- [INSTRUCTIONS FOR THE TASK]:
Copy the listing verbatim, excluding any images found in it.

- [GIVEN INFORMATION]:
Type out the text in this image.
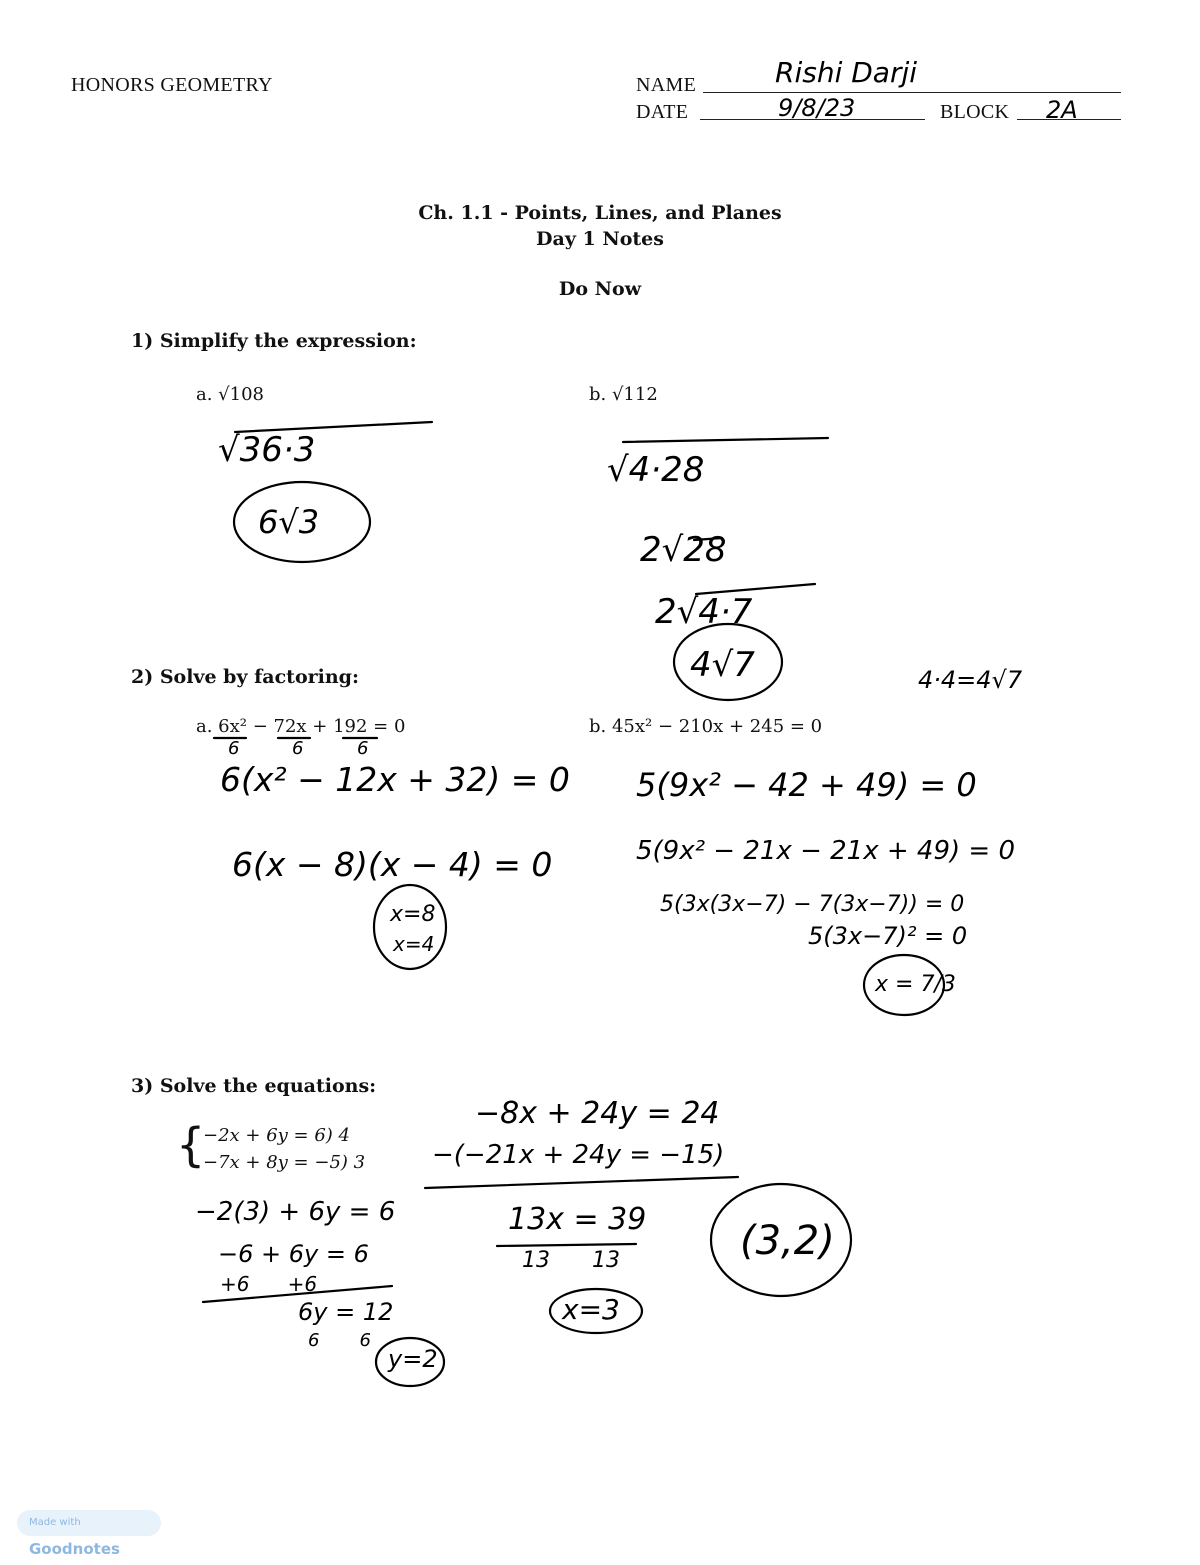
HONORS GEOMETRY	NAME	Rishi Darji
DATE	9/8/23	BLOCK 2A
Ch. 1.1 - Points, Lines, and Planes
Day 1 Notes
Do Now
1) Simplify the expression:
a. √108	b. √112
√36·3
6√3
√4·28
2√28
2√4·7
4√7	4·4=4√7
2) Solve by factoring:
a. 6x² − 72x + 192 = 0	b. 45x² − 210x + 245 = 0
6	6	6
6(x² − 12x + 32) = 0
6(x − 8)(x − 4) = 0
x=8
x=4
5(9x² − 42 + 49) = 0
5(9x² − 21x − 21x + 49) = 0
5(3x(3x−7) − 7(3x−7)) = 0
5(3x−7)² = 0
x = 7/3
3) Solve the equations:
{
−2x + 6y = 6) 4
−7x + 8y = −5) 3
−2(3) + 6y = 6
−6 + 6y = 6
+6      +6
6y = 12
6       6
y=2
−8x + 24y = 24
−(−21x + 24y = −15)
13x = 39
13      13
x=3
(3,2)
Made with Goodnotes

- [RESULT BELOW]:
Type out the text in this image.
HONORS GEOMETRY	NAME	Rishi Darji
DATE	9/8/23	BLOCK 2A
Ch. 1.1 - Points, Lines, and Planes
Day 1 Notes
Do Now
1) Simplify the expression:
a. √108	b. √112
√36·3
6√3
√4·28
2√28
2√4·7
4√7	4·4=4√7
2) Solve by factoring:
a. 6x² − 72x + 192 = 0	b. 45x² − 210x + 245 = 0
6	6	6
6(x² − 12x + 32) = 0
6(x − 8)(x − 4) = 0
x=8
x=4
5(9x² − 42 + 49) = 0
5(9x² − 21x − 21x + 49) = 0
5(3x(3x−7) − 7(3x−7)) = 0
5(3x−7)² = 0
x = 7/3
3) Solve the equations:
{
−2x + 6y = 6) 4
−7x + 8y = −5) 3
−2(3) + 6y = 6
−6 + 6y = 6
+6      +6
6y = 12
6       6
y=2
−8x + 24y = 24
−(−21x + 24y = −15)
13x = 39
13      13
x=3
(3,2)
Made with Goodnotes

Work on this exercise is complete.